Excerpt from a dataset:
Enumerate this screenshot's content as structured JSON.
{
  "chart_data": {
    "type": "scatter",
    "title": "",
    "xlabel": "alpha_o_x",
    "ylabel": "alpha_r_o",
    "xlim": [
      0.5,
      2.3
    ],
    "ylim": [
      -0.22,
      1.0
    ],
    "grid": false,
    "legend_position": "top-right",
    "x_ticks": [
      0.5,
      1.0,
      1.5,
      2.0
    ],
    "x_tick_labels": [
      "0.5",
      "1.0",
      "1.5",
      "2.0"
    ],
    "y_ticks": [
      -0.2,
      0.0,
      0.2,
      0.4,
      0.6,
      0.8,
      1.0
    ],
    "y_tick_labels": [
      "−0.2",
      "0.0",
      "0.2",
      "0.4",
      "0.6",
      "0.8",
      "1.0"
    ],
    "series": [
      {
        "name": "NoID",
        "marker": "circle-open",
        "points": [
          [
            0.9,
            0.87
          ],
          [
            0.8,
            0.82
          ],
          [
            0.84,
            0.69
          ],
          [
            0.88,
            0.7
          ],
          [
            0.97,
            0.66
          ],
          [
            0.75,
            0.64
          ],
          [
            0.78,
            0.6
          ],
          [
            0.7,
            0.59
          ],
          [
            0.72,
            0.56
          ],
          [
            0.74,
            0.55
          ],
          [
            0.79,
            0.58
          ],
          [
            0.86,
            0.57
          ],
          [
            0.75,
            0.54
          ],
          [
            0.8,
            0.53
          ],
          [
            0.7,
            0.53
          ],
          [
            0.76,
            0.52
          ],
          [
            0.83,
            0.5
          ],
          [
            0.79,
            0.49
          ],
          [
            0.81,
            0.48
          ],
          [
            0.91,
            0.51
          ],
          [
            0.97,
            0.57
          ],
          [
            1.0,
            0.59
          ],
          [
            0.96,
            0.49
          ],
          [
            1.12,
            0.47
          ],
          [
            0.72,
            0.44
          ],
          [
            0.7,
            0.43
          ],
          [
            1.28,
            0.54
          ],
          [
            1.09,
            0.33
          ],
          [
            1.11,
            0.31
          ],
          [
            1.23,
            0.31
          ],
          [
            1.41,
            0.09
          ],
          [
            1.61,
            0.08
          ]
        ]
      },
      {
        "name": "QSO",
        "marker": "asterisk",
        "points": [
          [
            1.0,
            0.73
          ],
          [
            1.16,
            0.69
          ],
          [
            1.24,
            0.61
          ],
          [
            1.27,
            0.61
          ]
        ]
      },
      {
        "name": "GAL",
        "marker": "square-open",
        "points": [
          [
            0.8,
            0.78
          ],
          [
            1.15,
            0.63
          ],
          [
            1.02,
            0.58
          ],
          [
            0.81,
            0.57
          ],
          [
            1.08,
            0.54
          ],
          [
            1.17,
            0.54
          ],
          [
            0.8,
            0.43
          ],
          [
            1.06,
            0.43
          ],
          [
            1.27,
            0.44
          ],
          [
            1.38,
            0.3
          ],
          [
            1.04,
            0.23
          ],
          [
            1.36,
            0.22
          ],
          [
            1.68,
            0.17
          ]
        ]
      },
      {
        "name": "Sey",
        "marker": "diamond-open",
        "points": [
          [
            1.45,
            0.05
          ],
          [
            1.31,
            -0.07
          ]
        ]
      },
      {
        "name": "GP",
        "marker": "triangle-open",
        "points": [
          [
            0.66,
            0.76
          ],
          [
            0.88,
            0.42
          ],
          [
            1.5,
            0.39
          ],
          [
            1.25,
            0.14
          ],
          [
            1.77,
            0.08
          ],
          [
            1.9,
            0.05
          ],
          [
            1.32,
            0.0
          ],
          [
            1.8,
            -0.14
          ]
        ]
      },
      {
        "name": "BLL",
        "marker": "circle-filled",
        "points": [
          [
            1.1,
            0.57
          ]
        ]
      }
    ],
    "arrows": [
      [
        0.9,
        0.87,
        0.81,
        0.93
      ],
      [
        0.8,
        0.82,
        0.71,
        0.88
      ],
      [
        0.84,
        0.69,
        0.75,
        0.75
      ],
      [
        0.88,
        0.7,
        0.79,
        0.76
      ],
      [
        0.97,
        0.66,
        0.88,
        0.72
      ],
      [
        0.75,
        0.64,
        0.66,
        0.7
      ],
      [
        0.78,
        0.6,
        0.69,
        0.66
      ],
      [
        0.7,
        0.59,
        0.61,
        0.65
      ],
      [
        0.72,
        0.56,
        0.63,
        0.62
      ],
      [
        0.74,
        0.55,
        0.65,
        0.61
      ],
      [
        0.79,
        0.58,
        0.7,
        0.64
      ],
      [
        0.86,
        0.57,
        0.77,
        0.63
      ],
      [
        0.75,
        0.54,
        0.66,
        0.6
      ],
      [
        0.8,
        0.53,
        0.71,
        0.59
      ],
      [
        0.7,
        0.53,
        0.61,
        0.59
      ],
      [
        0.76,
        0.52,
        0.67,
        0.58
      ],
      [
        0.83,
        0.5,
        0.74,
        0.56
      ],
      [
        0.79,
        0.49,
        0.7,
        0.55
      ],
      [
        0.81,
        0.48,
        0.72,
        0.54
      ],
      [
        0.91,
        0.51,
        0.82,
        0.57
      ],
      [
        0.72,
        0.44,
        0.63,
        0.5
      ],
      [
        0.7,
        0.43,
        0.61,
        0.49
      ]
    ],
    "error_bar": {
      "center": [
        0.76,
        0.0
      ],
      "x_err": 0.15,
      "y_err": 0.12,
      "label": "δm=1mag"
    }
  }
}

INSTRUCTIONS TO FOLLOW: In the material above, tally every line with the string "open" in it, then give that number alone.

RESPONSE BELOW: 4